[THE TASK] Extract the entries in their exact form.

(Data excerpts)

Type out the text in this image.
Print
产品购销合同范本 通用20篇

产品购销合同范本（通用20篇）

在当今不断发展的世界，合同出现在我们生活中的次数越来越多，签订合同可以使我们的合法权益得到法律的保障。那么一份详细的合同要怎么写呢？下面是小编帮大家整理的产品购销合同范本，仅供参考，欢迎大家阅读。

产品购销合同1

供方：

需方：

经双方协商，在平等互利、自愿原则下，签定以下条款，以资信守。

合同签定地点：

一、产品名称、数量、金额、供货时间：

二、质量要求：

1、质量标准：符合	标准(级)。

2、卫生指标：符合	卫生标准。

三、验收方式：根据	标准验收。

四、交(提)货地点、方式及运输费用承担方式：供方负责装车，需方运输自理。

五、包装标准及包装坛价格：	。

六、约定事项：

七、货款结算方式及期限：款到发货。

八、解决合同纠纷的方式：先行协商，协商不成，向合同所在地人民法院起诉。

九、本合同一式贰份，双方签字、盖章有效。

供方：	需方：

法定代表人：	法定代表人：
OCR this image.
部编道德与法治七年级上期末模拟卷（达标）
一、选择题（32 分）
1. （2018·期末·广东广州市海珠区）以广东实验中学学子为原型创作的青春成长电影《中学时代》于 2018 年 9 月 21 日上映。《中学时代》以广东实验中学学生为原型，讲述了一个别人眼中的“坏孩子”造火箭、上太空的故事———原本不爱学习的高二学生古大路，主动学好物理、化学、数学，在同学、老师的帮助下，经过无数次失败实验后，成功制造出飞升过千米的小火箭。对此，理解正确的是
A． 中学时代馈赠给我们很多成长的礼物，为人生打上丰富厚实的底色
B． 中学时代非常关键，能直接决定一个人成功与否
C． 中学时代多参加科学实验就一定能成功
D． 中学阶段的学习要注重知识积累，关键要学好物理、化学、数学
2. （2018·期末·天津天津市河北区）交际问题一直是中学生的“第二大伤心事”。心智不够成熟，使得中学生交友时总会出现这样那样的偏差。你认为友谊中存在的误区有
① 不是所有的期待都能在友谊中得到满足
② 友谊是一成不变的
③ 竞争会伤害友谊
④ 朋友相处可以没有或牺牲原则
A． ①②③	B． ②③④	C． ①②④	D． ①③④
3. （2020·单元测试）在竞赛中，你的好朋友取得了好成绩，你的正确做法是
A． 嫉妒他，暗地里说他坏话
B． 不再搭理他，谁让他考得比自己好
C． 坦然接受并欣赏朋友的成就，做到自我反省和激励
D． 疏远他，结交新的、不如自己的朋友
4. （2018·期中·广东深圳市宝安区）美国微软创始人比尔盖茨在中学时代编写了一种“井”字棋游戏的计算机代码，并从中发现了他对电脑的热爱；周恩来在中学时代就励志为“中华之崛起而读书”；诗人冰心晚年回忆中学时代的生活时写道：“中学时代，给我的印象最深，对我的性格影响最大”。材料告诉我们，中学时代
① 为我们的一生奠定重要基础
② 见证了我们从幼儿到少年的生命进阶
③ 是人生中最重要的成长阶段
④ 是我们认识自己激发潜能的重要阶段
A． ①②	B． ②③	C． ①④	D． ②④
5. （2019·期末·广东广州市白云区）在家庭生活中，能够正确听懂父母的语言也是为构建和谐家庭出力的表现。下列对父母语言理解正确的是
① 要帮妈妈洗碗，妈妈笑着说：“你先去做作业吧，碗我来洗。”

[FINAL RESULT]
Type out the text in this image.
Print
产品购销合同范本 通用20篇

产品购销合同范本（通用20篇）

在当今不断发展的世界，合同出现在我们生活中的次数越来越多，签订合同可以使我们的合法权益得到法律的保障。那么一份详细的合同要怎么写呢？下面是小编帮大家整理的产品购销合同范本，仅供参考，欢迎大家阅读。

产品购销合同1

供方：

需方：

经双方协商，在平等互利、自愿原则下，签定以下条款，以资信守。

合同签定地点：

一、产品名称、数量、金额、供货时间：

二、质量要求：

1、质量标准：符合	标准(级)。

2、卫生指标：符合	卫生标准。

三、验收方式：根据	标准验收。

四、交(提)货地点、方式及运输费用承担方式：供方负责装车，需方运输自理。

五、包装标准及包装坛价格：	。

六、约定事项：

七、货款结算方式及期限：款到发货。

八、解决合同纠纷的方式：先行协商，协商不成，向合同所在地人民法院起诉。

九、本合同一式贰份，双方签字、盖章有效。

供方：	需方：

法定代表人：	法定代表人：
OCR this image.
部编道德与法治七年级上期末模拟卷（达标）
一、选择题（32 分）
1. （2018·期末·广东广州市海珠区）以广东实验中学学子为原型创作的青春成长电影《中学时代》于 2018 年 9 月 21 日上映。《中学时代》以广东实验中学学生为原型，讲述了一个别人眼中的“坏孩子”造火箭、上太空的故事———原本不爱学习的高二学生古大路，主动学好物理、化学、数学，在同学、老师的帮助下，经过无数次失败实验后，成功制造出飞升过千米的小火箭。对此，理解正确的是
A． 中学时代馈赠给我们很多成长的礼物，为人生打上丰富厚实的底色
B． 中学时代非常关键，能直接决定一个人成功与否
C． 中学时代多参加科学实验就一定能成功
D． 中学阶段的学习要注重知识积累，关键要学好物理、化学、数学
2. （2018·期末·天津天津市河北区）交际问题一直是中学生的“第二大伤心事”。心智不够成熟，使得中学生交友时总会出现这样那样的偏差。你认为友谊中存在的误区有
① 不是所有的期待都能在友谊中得到满足
② 友谊是一成不变的
③ 竞争会伤害友谊
④ 朋友相处可以没有或牺牲原则
A． ①②③	B． ②③④	C． ①②④	D． ①③④
3. （2020·单元测试）在竞赛中，你的好朋友取得了好成绩，你的正确做法是
A． 嫉妒他，暗地里说他坏话
B． 不再搭理他，谁让他考得比自己好
C． 坦然接受并欣赏朋友的成就，做到自我反省和激励
D． 疏远他，结交新的、不如自己的朋友
4. （2018·期中·广东深圳市宝安区）美国微软创始人比尔盖茨在中学时代编写了一种“井”字棋游戏的计算机代码，并从中发现了他对电脑的热爱；周恩来在中学时代就励志为“中华之崛起而读书”；诗人冰心晚年回忆中学时代的生活时写道：“中学时代，给我的印象最深，对我的性格影响最大”。材料告诉我们，中学时代
① 为我们的一生奠定重要基础
② 见证了我们从幼儿到少年的生命进阶
③ 是人生中最重要的成长阶段
④ 是我们认识自己激发潜能的重要阶段
A． ①②	B． ②③	C． ①④	D． ②④
5. （2019·期末·广东广州市白云区）在家庭生活中，能够正确听懂父母的语言也是为构建和谐家庭出力的表现。下列对父母语言理解正确的是
① 要帮妈妈洗碗，妈妈笑着说：“你先去做作业吧，碗我来洗。”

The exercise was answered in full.